_YOUR INSTRUCTIONS:_ Return every record below exactly as written, omitting any pictures.

_STORED RECORDS:_

::::::::

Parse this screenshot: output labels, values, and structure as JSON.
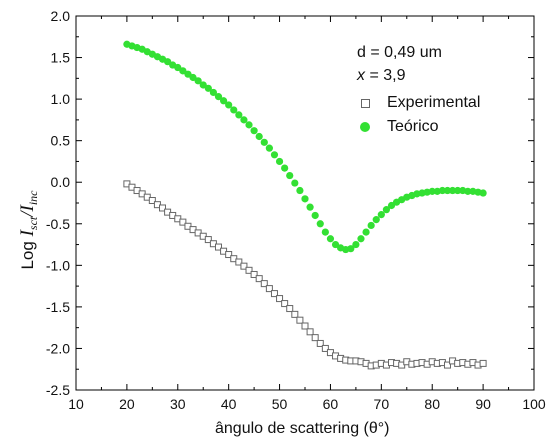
{
  "chart_data": {
    "type": "scatter",
    "xlabel": "ângulo de scattering (θ°)",
    "ylabel": {
      "prefix": "Log ",
      "i1": "I",
      "s1": "sct",
      "slash": "/",
      "i2": "I",
      "s2": "inc"
    },
    "xlim": [
      10,
      100
    ],
    "ylim": [
      -2.5,
      2.0
    ],
    "xticks": [
      10,
      20,
      30,
      40,
      50,
      60,
      70,
      80,
      90,
      100
    ],
    "yticks": [
      -2.5,
      -2.0,
      -1.5,
      -1.0,
      -0.5,
      0.0,
      0.5,
      1.0,
      1.5,
      2.0
    ],
    "xtick_labels": [
      "10",
      "20",
      "30",
      "40",
      "50",
      "60",
      "70",
      "80",
      "90",
      "100"
    ],
    "ytick_labels": [
      "-2.5",
      "-2.0",
      "-1.5",
      "-1.0",
      "-0.5",
      "0.0",
      "0.5",
      "1.0",
      "1.5",
      "2.0"
    ],
    "grid": false,
    "legend_position": "top-right",
    "annotations": {
      "d_text": "d = 0,49 um",
      "x_var": "x",
      "x_value": " = 3,9"
    },
    "series": [
      {
        "name": "Experimental",
        "marker": "open-square",
        "color": "#666666",
        "x": [
          20,
          21,
          22,
          23,
          24,
          25,
          26,
          27,
          28,
          29,
          30,
          31,
          32,
          33,
          34,
          35,
          36,
          37,
          38,
          39,
          40,
          41,
          42,
          43,
          44,
          45,
          46,
          47,
          48,
          49,
          50,
          51,
          52,
          53,
          54,
          55,
          56,
          57,
          58,
          59,
          60,
          61,
          62,
          63,
          64,
          65,
          66,
          67,
          68,
          69,
          70,
          71,
          72,
          73,
          74,
          75,
          76,
          77,
          78,
          79,
          80,
          81,
          82,
          83,
          84,
          85,
          86,
          87,
          88,
          89,
          90
        ],
        "y": [
          -0.02,
          -0.06,
          -0.1,
          -0.14,
          -0.18,
          -0.22,
          -0.27,
          -0.31,
          -0.36,
          -0.4,
          -0.44,
          -0.48,
          -0.53,
          -0.57,
          -0.61,
          -0.65,
          -0.69,
          -0.74,
          -0.78,
          -0.83,
          -0.87,
          -0.92,
          -0.96,
          -1.01,
          -1.06,
          -1.11,
          -1.16,
          -1.22,
          -1.28,
          -1.34,
          -1.4,
          -1.46,
          -1.52,
          -1.59,
          -1.66,
          -1.73,
          -1.8,
          -1.87,
          -1.94,
          -2.0,
          -2.05,
          -2.09,
          -2.12,
          -2.14,
          -2.15,
          -2.15,
          -2.16,
          -2.18,
          -2.21,
          -2.2,
          -2.18,
          -2.2,
          -2.17,
          -2.18,
          -2.2,
          -2.16,
          -2.19,
          -2.18,
          -2.17,
          -2.19,
          -2.16,
          -2.18,
          -2.17,
          -2.2,
          -2.15,
          -2.18,
          -2.17,
          -2.19,
          -2.17,
          -2.2,
          -2.18
        ]
      },
      {
        "name": "Teórico",
        "marker": "filled-circle",
        "color": "#33e033",
        "x": [
          20,
          21,
          22,
          23,
          24,
          25,
          26,
          27,
          28,
          29,
          30,
          31,
          32,
          33,
          34,
          35,
          36,
          37,
          38,
          39,
          40,
          41,
          42,
          43,
          44,
          45,
          46,
          47,
          48,
          49,
          50,
          51,
          52,
          53,
          54,
          55,
          56,
          57,
          58,
          59,
          60,
          61,
          62,
          63,
          64,
          65,
          66,
          67,
          68,
          69,
          70,
          71,
          72,
          73,
          74,
          75,
          76,
          77,
          78,
          79,
          80,
          81,
          82,
          83,
          84,
          85,
          86,
          87,
          88,
          89,
          90
        ],
        "y": [
          1.66,
          1.64,
          1.62,
          1.6,
          1.57,
          1.54,
          1.51,
          1.48,
          1.45,
          1.41,
          1.38,
          1.34,
          1.3,
          1.26,
          1.22,
          1.17,
          1.13,
          1.08,
          1.03,
          0.98,
          0.93,
          0.87,
          0.81,
          0.75,
          0.69,
          0.62,
          0.55,
          0.48,
          0.41,
          0.33,
          0.25,
          0.17,
          0.08,
          -0.01,
          -0.1,
          -0.2,
          -0.3,
          -0.4,
          -0.5,
          -0.6,
          -0.68,
          -0.75,
          -0.79,
          -0.81,
          -0.8,
          -0.75,
          -0.68,
          -0.6,
          -0.52,
          -0.45,
          -0.39,
          -0.33,
          -0.28,
          -0.24,
          -0.21,
          -0.18,
          -0.16,
          -0.14,
          -0.13,
          -0.12,
          -0.11,
          -0.11,
          -0.1,
          -0.1,
          -0.1,
          -0.1,
          -0.1,
          -0.11,
          -0.11,
          -0.12,
          -0.13
        ]
      }
    ]
  }
}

::::::::

_CORRECT RESULT:_
Parse this screenshot: output labels, values, and structure as JSON.
{
  "chart_data": {
    "type": "scatter",
    "xlabel": "ângulo de scattering (θ°)",
    "ylabel": {
      "prefix": "Log ",
      "i1": "I",
      "s1": "sct",
      "slash": "/",
      "i2": "I",
      "s2": "inc"
    },
    "xlim": [
      10,
      100
    ],
    "ylim": [
      -2.5,
      2.0
    ],
    "xticks": [
      10,
      20,
      30,
      40,
      50,
      60,
      70,
      80,
      90,
      100
    ],
    "yticks": [
      -2.5,
      -2.0,
      -1.5,
      -1.0,
      -0.5,
      0.0,
      0.5,
      1.0,
      1.5,
      2.0
    ],
    "xtick_labels": [
      "10",
      "20",
      "30",
      "40",
      "50",
      "60",
      "70",
      "80",
      "90",
      "100"
    ],
    "ytick_labels": [
      "-2.5",
      "-2.0",
      "-1.5",
      "-1.0",
      "-0.5",
      "0.0",
      "0.5",
      "1.0",
      "1.5",
      "2.0"
    ],
    "grid": false,
    "legend_position": "top-right",
    "annotations": {
      "d_text": "d = 0,49 um",
      "x_var": "x",
      "x_value": " = 3,9"
    },
    "series": [
      {
        "name": "Experimental",
        "marker": "open-square",
        "color": "#666666",
        "x": [
          20,
          21,
          22,
          23,
          24,
          25,
          26,
          27,
          28,
          29,
          30,
          31,
          32,
          33,
          34,
          35,
          36,
          37,
          38,
          39,
          40,
          41,
          42,
          43,
          44,
          45,
          46,
          47,
          48,
          49,
          50,
          51,
          52,
          53,
          54,
          55,
          56,
          57,
          58,
          59,
          60,
          61,
          62,
          63,
          64,
          65,
          66,
          67,
          68,
          69,
          70,
          71,
          72,
          73,
          74,
          75,
          76,
          77,
          78,
          79,
          80,
          81,
          82,
          83,
          84,
          85,
          86,
          87,
          88,
          89,
          90
        ],
        "y": [
          -0.02,
          -0.06,
          -0.1,
          -0.14,
          -0.18,
          -0.22,
          -0.27,
          -0.31,
          -0.36,
          -0.4,
          -0.44,
          -0.48,
          -0.53,
          -0.57,
          -0.61,
          -0.65,
          -0.69,
          -0.74,
          -0.78,
          -0.83,
          -0.87,
          -0.92,
          -0.96,
          -1.01,
          -1.06,
          -1.11,
          -1.16,
          -1.22,
          -1.28,
          -1.34,
          -1.4,
          -1.46,
          -1.52,
          -1.59,
          -1.66,
          -1.73,
          -1.8,
          -1.87,
          -1.94,
          -2.0,
          -2.05,
          -2.09,
          -2.12,
          -2.14,
          -2.15,
          -2.15,
          -2.16,
          -2.18,
          -2.21,
          -2.2,
          -2.18,
          -2.2,
          -2.17,
          -2.18,
          -2.2,
          -2.16,
          -2.19,
          -2.18,
          -2.17,
          -2.19,
          -2.16,
          -2.18,
          -2.17,
          -2.2,
          -2.15,
          -2.18,
          -2.17,
          -2.19,
          -2.17,
          -2.2,
          -2.18
        ]
      },
      {
        "name": "Teórico",
        "marker": "filled-circle",
        "color": "#33e033",
        "x": [
          20,
          21,
          22,
          23,
          24,
          25,
          26,
          27,
          28,
          29,
          30,
          31,
          32,
          33,
          34,
          35,
          36,
          37,
          38,
          39,
          40,
          41,
          42,
          43,
          44,
          45,
          46,
          47,
          48,
          49,
          50,
          51,
          52,
          53,
          54,
          55,
          56,
          57,
          58,
          59,
          60,
          61,
          62,
          63,
          64,
          65,
          66,
          67,
          68,
          69,
          70,
          71,
          72,
          73,
          74,
          75,
          76,
          77,
          78,
          79,
          80,
          81,
          82,
          83,
          84,
          85,
          86,
          87,
          88,
          89,
          90
        ],
        "y": [
          1.66,
          1.64,
          1.62,
          1.6,
          1.57,
          1.54,
          1.51,
          1.48,
          1.45,
          1.41,
          1.38,
          1.34,
          1.3,
          1.26,
          1.22,
          1.17,
          1.13,
          1.08,
          1.03,
          0.98,
          0.93,
          0.87,
          0.81,
          0.75,
          0.69,
          0.62,
          0.55,
          0.48,
          0.41,
          0.33,
          0.25,
          0.17,
          0.08,
          -0.01,
          -0.1,
          -0.2,
          -0.3,
          -0.4,
          -0.5,
          -0.6,
          -0.68,
          -0.75,
          -0.79,
          -0.81,
          -0.8,
          -0.75,
          -0.68,
          -0.6,
          -0.52,
          -0.45,
          -0.39,
          -0.33,
          -0.28,
          -0.24,
          -0.21,
          -0.18,
          -0.16,
          -0.14,
          -0.13,
          -0.12,
          -0.11,
          -0.11,
          -0.1,
          -0.1,
          -0.1,
          -0.1,
          -0.1,
          -0.11,
          -0.11,
          -0.12,
          -0.13
        ]
      }
    ]
  }
}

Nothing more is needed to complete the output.